**Exercise task**.
Pick out every line in the data below that holds "grid".

Records from a collection
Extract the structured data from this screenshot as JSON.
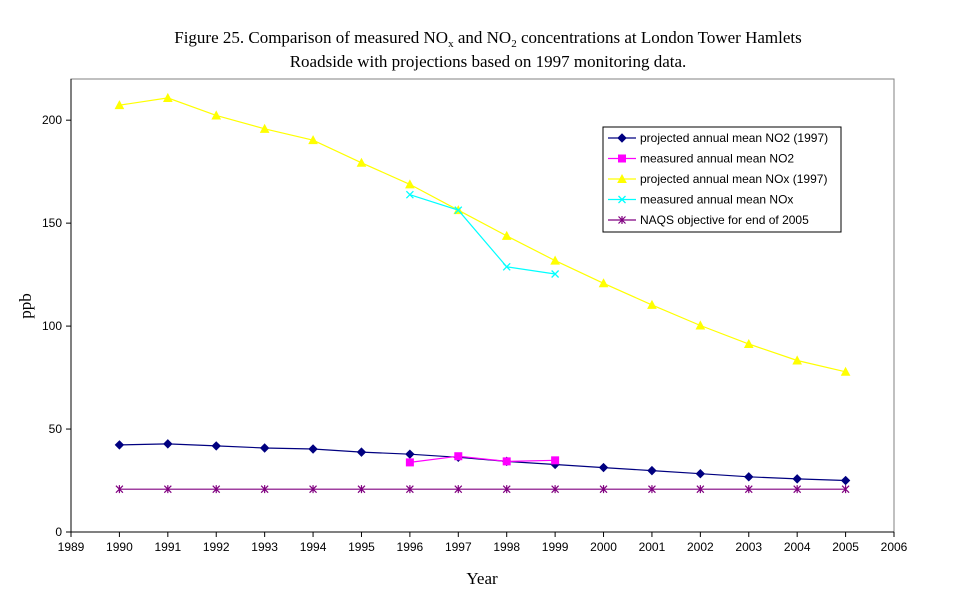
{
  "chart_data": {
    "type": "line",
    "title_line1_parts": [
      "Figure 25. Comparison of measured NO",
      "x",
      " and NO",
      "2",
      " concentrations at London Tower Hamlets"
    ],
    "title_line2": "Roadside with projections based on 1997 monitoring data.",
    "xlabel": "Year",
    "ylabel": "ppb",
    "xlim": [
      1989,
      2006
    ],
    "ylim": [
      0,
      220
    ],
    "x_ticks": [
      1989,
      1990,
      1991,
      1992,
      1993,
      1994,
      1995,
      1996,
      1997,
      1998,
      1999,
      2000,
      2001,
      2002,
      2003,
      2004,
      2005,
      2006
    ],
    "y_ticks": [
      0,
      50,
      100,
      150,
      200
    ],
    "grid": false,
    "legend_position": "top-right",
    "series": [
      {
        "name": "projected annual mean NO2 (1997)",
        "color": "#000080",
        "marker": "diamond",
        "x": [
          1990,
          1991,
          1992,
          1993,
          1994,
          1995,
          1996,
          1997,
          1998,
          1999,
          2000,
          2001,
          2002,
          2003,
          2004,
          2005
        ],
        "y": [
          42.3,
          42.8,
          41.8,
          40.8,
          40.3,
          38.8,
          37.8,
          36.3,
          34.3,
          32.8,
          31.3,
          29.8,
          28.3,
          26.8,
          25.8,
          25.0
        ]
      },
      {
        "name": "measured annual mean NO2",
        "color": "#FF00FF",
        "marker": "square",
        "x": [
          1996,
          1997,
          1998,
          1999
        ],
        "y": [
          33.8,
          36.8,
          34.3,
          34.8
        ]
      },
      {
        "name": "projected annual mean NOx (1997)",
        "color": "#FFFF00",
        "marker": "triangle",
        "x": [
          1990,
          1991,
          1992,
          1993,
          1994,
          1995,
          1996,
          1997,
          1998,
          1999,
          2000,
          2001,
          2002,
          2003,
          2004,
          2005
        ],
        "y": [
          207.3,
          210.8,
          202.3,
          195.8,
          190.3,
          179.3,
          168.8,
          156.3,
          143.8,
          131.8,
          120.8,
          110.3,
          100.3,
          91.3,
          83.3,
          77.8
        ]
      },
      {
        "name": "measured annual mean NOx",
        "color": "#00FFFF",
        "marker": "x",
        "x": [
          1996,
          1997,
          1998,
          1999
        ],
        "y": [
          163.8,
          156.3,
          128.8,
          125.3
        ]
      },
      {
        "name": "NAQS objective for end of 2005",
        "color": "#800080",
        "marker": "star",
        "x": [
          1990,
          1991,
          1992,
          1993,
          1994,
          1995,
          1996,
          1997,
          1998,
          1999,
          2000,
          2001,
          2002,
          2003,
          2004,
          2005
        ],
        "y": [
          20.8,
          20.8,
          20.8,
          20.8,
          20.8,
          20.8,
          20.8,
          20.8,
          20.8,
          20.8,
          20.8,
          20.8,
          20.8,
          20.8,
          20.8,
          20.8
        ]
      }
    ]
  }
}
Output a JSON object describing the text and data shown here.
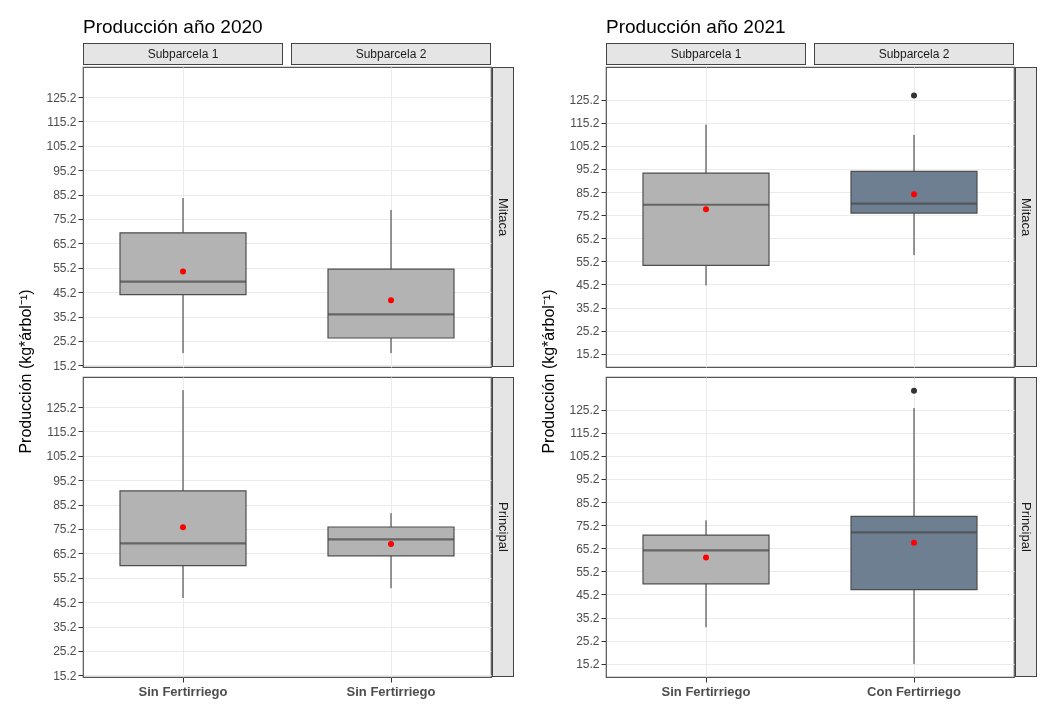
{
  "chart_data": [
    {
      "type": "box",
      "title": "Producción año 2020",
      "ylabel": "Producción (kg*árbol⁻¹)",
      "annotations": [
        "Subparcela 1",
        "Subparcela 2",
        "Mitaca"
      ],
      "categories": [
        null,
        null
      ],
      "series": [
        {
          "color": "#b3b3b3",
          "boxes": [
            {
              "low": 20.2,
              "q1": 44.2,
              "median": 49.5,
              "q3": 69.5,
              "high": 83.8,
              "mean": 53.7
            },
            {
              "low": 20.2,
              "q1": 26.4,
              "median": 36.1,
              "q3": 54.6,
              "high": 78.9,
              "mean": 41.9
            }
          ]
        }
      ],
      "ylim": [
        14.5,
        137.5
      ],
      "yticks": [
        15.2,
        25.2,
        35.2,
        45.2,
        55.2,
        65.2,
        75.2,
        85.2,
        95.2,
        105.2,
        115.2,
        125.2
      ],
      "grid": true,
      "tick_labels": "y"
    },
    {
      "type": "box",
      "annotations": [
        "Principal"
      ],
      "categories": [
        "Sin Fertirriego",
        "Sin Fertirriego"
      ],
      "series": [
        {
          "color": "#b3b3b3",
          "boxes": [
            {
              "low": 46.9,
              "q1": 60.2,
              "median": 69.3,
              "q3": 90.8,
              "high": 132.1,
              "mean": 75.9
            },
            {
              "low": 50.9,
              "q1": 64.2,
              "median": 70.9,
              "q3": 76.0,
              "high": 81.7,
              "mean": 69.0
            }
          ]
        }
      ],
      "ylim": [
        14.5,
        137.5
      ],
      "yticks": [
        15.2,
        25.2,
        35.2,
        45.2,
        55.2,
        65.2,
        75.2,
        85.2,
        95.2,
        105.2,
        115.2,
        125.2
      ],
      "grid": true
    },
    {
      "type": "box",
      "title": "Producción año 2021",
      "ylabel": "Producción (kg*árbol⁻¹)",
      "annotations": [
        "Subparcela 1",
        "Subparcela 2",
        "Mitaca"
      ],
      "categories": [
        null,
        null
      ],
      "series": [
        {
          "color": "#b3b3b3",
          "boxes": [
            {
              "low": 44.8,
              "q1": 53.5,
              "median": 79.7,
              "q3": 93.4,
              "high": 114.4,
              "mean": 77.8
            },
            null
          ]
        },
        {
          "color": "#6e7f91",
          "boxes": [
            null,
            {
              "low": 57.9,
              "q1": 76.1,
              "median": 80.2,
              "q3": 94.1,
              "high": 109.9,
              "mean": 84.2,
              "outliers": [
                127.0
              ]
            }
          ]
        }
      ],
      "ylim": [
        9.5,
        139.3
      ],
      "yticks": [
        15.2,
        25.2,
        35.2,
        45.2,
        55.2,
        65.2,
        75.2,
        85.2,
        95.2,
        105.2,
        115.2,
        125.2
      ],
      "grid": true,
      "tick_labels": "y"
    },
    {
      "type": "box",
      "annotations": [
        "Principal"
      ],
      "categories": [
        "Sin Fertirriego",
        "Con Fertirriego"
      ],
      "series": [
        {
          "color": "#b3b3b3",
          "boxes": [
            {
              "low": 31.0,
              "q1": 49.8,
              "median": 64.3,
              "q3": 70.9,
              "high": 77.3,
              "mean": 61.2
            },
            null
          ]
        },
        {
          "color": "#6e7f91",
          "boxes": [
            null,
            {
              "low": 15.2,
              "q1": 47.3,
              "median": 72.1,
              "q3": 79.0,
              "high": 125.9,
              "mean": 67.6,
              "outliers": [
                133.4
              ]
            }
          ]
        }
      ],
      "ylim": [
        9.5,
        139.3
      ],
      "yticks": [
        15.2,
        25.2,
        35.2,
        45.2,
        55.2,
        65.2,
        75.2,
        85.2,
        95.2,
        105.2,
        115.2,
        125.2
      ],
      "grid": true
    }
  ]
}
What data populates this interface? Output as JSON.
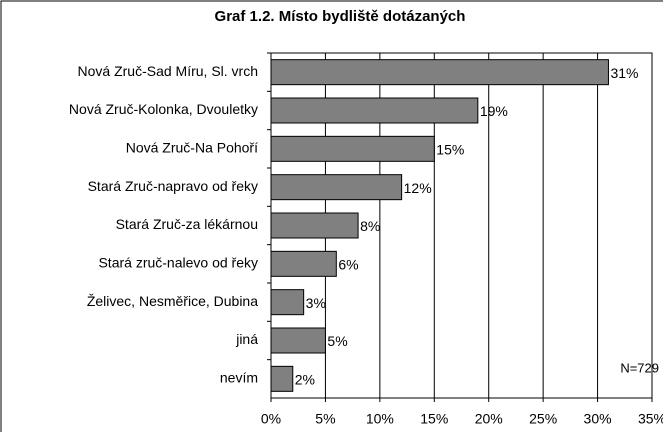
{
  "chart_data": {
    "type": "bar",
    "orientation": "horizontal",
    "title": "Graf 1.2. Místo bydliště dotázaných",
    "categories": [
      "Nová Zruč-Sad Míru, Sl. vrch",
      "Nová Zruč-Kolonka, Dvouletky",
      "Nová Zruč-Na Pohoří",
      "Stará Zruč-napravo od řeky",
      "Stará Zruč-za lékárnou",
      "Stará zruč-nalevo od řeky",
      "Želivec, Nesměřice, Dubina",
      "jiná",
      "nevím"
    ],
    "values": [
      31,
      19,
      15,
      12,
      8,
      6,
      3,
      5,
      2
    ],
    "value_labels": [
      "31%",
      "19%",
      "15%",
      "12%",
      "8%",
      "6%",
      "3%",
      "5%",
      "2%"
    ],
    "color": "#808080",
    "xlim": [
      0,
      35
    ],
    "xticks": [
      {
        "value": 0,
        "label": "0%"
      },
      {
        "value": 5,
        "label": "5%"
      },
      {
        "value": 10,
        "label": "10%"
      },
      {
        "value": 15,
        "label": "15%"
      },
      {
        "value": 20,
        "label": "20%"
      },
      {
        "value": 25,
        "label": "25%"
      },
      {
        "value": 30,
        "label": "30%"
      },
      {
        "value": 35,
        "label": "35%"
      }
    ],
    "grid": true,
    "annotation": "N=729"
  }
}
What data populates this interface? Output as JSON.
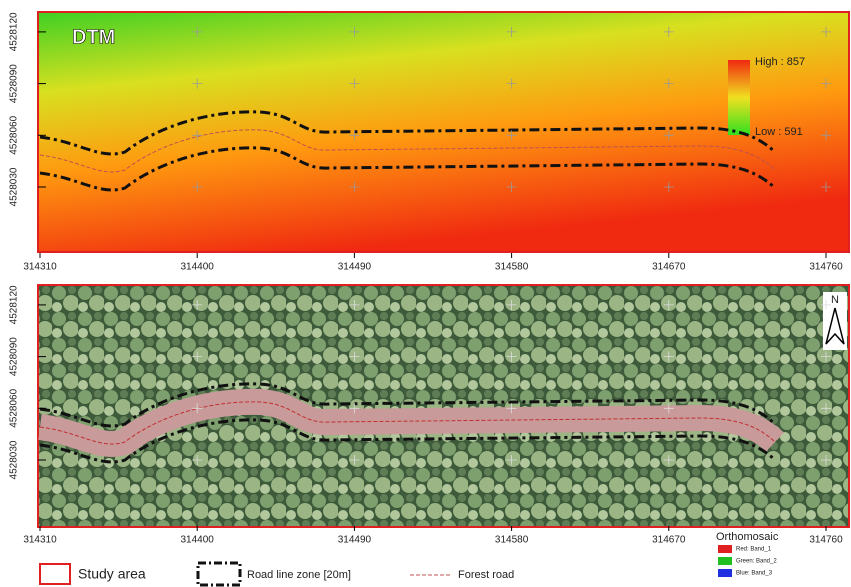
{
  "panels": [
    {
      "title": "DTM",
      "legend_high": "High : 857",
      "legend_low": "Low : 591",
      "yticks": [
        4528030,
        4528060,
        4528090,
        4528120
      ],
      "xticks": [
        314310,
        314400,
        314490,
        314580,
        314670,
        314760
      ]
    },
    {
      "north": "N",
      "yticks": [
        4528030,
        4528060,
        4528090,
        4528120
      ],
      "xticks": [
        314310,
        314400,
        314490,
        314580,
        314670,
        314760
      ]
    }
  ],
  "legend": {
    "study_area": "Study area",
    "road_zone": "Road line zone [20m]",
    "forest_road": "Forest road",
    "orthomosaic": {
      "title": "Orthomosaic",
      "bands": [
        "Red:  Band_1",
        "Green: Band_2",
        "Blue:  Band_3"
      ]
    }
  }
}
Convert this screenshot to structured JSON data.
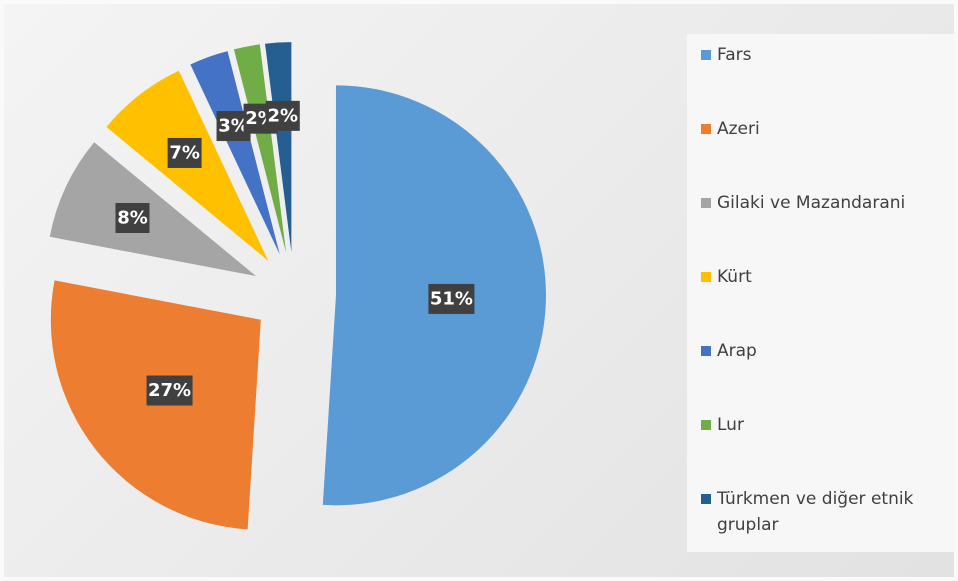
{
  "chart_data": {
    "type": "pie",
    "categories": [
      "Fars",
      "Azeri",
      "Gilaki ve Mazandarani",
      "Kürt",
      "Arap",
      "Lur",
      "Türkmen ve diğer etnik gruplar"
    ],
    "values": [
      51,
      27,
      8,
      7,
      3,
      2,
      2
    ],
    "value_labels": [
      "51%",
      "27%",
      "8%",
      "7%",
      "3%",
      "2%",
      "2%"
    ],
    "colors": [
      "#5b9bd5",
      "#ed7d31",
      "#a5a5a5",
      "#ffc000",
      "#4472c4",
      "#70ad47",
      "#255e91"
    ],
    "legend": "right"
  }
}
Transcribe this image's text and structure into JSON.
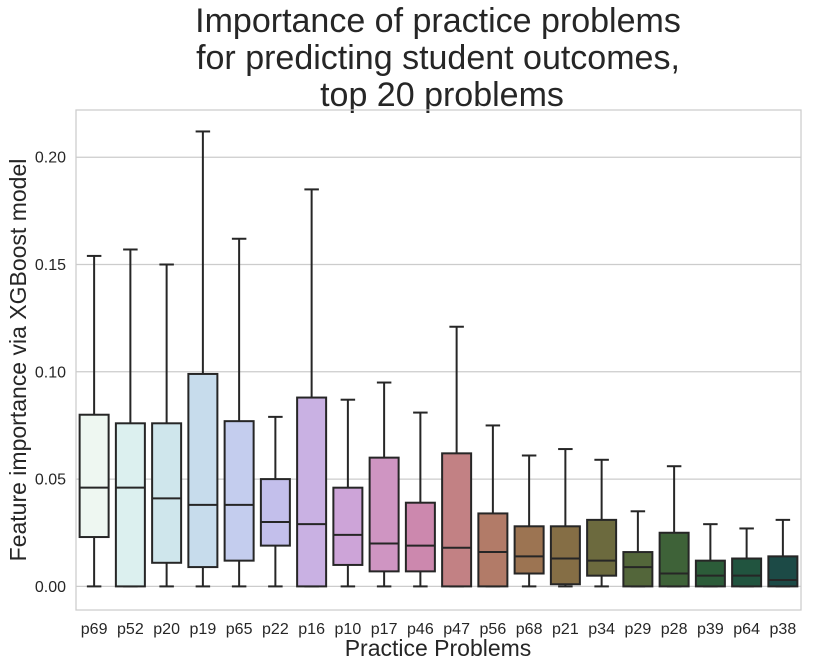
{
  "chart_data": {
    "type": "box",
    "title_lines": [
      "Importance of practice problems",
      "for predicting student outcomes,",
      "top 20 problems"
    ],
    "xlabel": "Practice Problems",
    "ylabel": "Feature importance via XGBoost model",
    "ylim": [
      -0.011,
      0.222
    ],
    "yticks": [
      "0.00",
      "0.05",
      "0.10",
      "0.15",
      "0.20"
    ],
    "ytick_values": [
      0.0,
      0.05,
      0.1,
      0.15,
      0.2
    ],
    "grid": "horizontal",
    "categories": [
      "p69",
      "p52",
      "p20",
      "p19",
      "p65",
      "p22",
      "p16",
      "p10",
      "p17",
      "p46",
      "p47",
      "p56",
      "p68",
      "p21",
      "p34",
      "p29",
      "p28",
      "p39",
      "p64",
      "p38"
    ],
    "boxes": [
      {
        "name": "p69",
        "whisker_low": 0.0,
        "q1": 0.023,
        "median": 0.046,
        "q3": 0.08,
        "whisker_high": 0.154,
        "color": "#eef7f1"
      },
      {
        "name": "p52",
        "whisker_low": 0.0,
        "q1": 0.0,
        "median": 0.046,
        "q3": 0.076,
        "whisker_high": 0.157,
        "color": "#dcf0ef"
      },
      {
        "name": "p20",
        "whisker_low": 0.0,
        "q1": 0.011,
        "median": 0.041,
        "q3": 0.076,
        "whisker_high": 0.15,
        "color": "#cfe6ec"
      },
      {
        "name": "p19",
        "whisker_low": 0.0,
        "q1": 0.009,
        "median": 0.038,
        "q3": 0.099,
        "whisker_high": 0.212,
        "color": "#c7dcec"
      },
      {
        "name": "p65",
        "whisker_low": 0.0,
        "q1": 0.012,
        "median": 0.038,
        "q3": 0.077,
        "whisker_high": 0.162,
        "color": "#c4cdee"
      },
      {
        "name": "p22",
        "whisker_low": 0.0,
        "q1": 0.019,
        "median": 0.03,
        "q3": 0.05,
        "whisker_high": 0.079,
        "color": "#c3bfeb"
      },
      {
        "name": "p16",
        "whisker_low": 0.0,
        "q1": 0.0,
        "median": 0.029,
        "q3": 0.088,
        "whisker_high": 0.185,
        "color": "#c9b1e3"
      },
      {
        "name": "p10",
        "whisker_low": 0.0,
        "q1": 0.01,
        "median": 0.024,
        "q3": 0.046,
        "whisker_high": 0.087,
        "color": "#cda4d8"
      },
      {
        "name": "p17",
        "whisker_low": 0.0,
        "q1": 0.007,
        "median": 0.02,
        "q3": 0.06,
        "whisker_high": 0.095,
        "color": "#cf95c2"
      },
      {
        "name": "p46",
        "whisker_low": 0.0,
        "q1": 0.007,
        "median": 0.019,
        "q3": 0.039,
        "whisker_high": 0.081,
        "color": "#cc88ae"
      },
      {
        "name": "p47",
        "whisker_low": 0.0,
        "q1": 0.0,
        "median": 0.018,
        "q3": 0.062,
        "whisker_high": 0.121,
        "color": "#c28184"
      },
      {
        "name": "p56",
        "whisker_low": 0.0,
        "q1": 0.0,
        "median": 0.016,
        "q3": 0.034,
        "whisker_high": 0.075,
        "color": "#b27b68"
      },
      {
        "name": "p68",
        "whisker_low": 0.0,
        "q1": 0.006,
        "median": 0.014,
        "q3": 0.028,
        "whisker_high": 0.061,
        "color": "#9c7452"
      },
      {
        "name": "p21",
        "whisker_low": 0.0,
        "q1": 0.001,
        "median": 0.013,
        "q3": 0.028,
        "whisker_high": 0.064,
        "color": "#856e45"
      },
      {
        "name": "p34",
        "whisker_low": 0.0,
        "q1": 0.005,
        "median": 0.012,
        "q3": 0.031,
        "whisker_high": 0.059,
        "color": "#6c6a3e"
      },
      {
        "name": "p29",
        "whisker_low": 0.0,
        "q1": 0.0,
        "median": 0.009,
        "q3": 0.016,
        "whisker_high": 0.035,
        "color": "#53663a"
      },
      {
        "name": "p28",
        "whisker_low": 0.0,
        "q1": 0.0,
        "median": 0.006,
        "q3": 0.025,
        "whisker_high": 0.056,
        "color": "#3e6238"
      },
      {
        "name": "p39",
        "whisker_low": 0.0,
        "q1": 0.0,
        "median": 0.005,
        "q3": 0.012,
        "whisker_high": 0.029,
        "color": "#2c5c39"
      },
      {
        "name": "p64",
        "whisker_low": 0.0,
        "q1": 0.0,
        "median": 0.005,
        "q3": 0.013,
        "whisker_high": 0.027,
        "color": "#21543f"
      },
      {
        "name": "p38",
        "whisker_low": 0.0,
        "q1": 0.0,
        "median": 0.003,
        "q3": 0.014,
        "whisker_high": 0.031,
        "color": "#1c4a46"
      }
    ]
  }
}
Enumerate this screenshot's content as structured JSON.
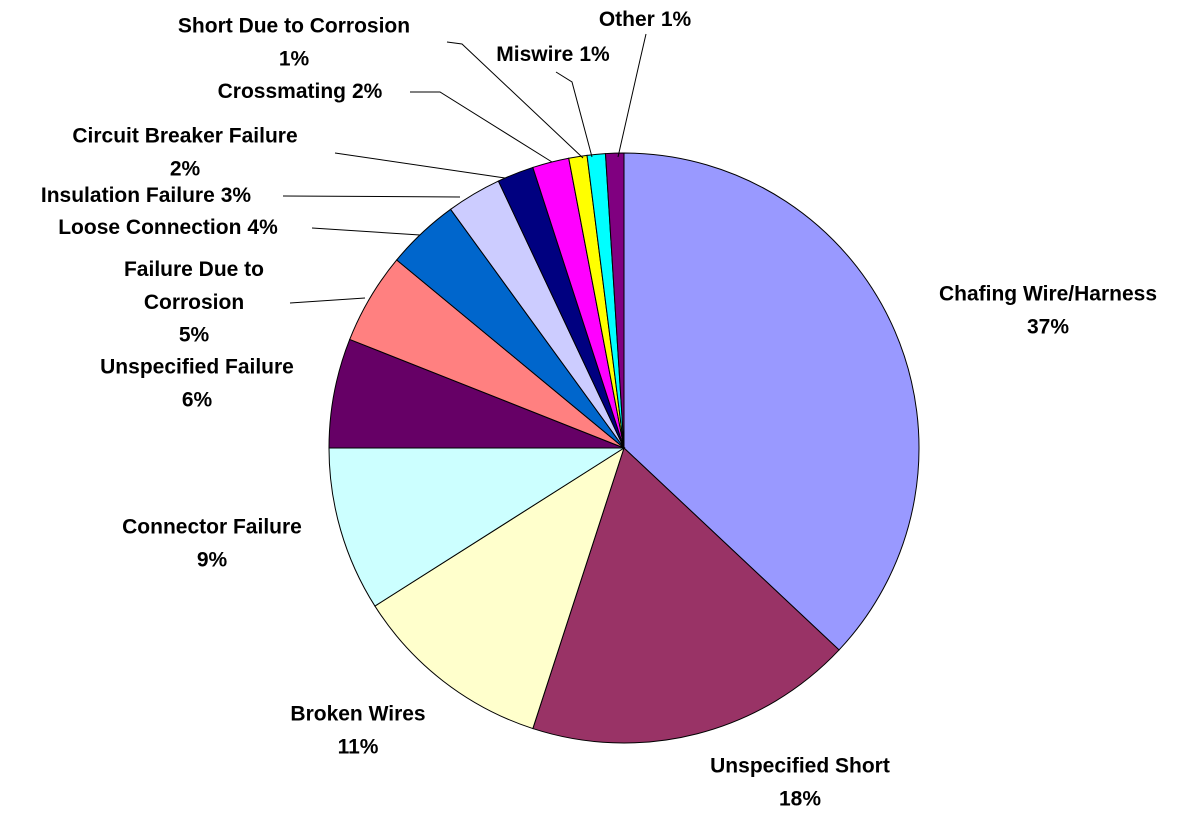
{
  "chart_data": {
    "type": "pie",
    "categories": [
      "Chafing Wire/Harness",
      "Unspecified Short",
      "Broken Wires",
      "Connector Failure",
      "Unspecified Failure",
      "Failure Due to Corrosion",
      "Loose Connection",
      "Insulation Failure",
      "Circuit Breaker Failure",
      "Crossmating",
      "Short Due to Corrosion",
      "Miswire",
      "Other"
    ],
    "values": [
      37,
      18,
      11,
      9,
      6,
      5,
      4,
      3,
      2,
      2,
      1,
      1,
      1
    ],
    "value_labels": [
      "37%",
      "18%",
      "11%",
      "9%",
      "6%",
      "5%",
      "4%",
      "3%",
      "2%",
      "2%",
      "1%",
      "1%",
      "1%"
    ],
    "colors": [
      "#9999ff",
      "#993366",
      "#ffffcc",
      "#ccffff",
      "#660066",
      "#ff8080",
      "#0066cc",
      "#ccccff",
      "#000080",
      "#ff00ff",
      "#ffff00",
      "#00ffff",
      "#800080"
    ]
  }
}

**Completed exercise**.
    "grid": false,
      "grid": true,
      "grid": true
      "grid": true,
      "grid": true
    "grid": true,
    "grid": "horizontal",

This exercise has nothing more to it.